## START MATERIAL TO PROCESS
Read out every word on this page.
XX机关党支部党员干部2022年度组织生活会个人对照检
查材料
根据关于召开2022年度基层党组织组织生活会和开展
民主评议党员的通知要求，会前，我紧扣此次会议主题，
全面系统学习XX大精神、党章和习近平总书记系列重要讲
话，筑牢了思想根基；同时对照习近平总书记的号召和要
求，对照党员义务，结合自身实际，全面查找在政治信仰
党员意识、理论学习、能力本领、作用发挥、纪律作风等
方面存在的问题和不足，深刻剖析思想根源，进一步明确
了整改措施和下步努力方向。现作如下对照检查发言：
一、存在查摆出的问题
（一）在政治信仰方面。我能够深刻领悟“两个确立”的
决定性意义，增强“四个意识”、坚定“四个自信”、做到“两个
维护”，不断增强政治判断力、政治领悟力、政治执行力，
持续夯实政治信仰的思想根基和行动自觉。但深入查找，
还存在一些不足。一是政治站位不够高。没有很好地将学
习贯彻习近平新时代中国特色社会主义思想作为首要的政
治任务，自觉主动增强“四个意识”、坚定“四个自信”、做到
## END MATERIAL TO PROCESS
Each line of the material above needs to be quoted exactly, please.

_RIGHT ANSWER_
Read out every word on this page.
XX机关党支部党员干部2022年度组织生活会个人对照检
查材料
根据关于召开2022年度基层党组织组织生活会和开展
民主评议党员的通知要求，会前，我紧扣此次会议主题，
全面系统学习XX大精神、党章和习近平总书记系列重要讲
话，筑牢了思想根基；同时对照习近平总书记的号召和要
求，对照党员义务，结合自身实际，全面查找在政治信仰
党员意识、理论学习、能力本领、作用发挥、纪律作风等
方面存在的问题和不足，深刻剖析思想根源，进一步明确
了整改措施和下步努力方向。现作如下对照检查发言：
一、存在查摆出的问题
（一）在政治信仰方面。我能够深刻领悟“两个确立”的
决定性意义，增强“四个意识”、坚定“四个自信”、做到“两个
维护”，不断增强政治判断力、政治领悟力、政治执行力，
持续夯实政治信仰的思想根基和行动自觉。但深入查找，
还存在一些不足。一是政治站位不够高。没有很好地将学
习贯彻习近平新时代中国特色社会主义思想作为首要的政
治任务，自觉主动增强“四个意识”、坚定“四个自信”、做到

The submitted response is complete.